* **The problem**
Pick out the lines below that include the string "label".

** Begin **

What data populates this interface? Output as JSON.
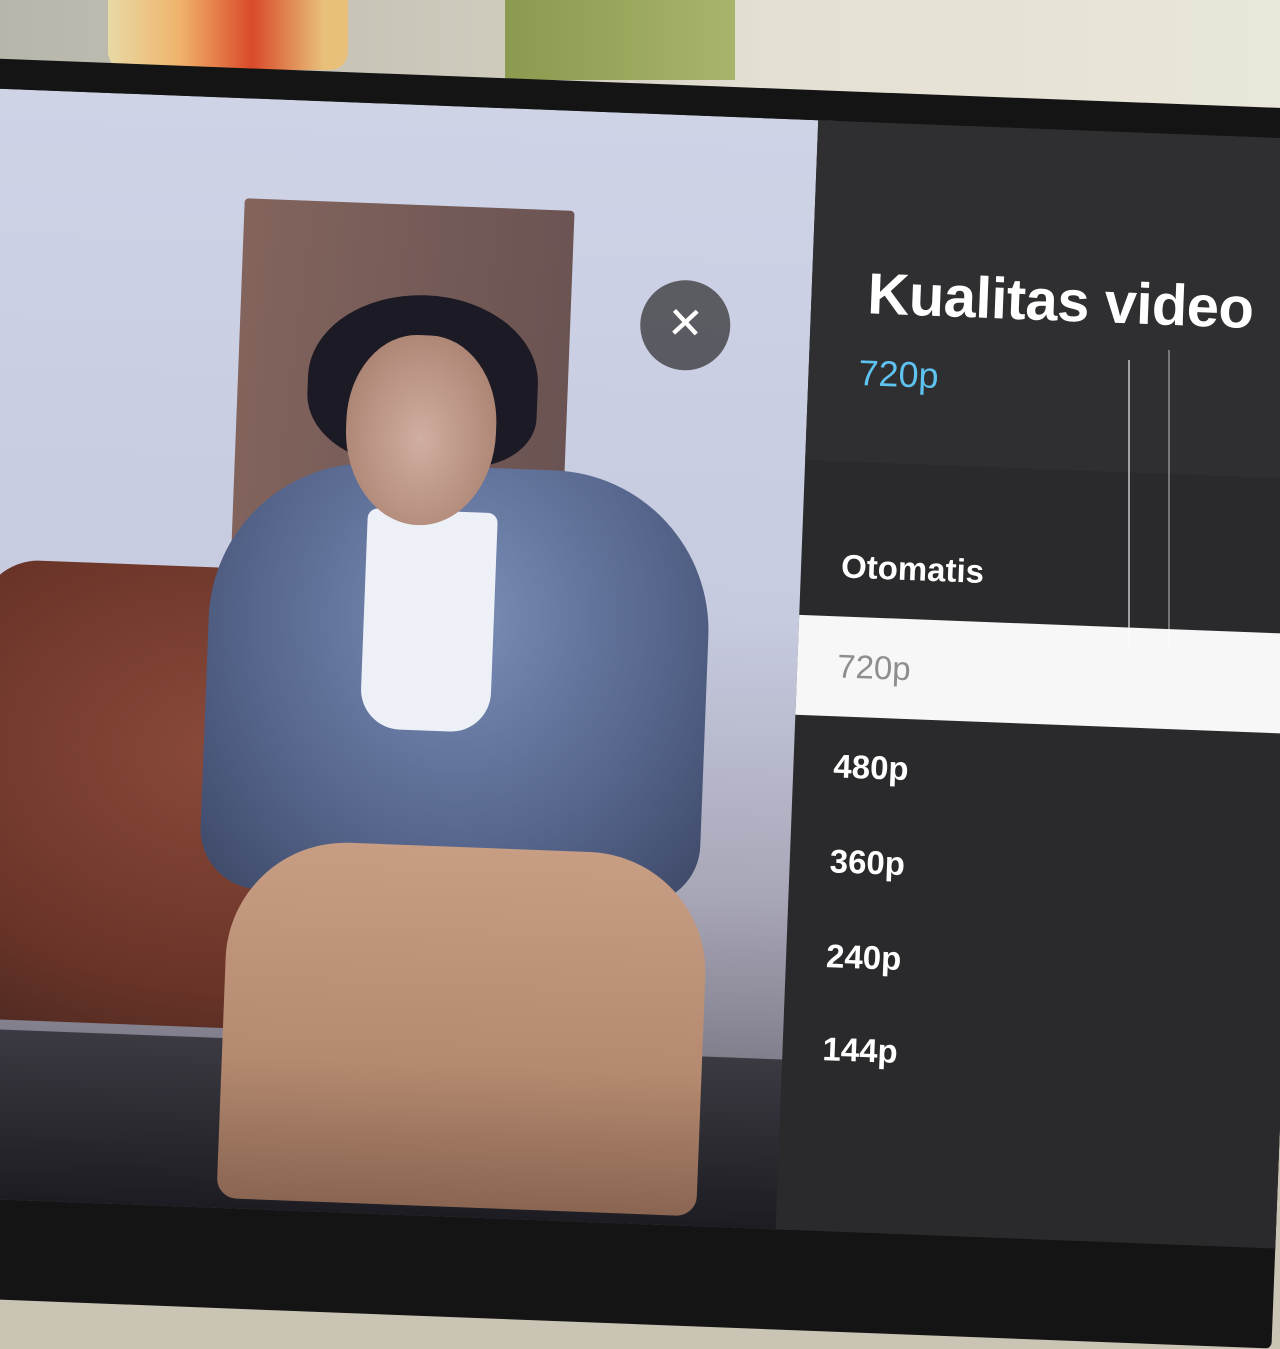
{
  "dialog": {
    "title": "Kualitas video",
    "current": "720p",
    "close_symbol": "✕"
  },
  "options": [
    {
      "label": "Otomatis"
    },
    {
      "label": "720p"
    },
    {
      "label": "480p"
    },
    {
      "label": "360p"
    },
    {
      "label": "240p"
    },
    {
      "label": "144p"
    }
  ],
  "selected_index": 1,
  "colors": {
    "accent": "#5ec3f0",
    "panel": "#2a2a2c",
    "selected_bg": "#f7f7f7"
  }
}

** End **

* **Solution to this exercise**
      "label": "Otomatis"
      "label": "720p"
      "label": "480p"
      "label": "360p"
      "label": "240p"
      "label": "144p"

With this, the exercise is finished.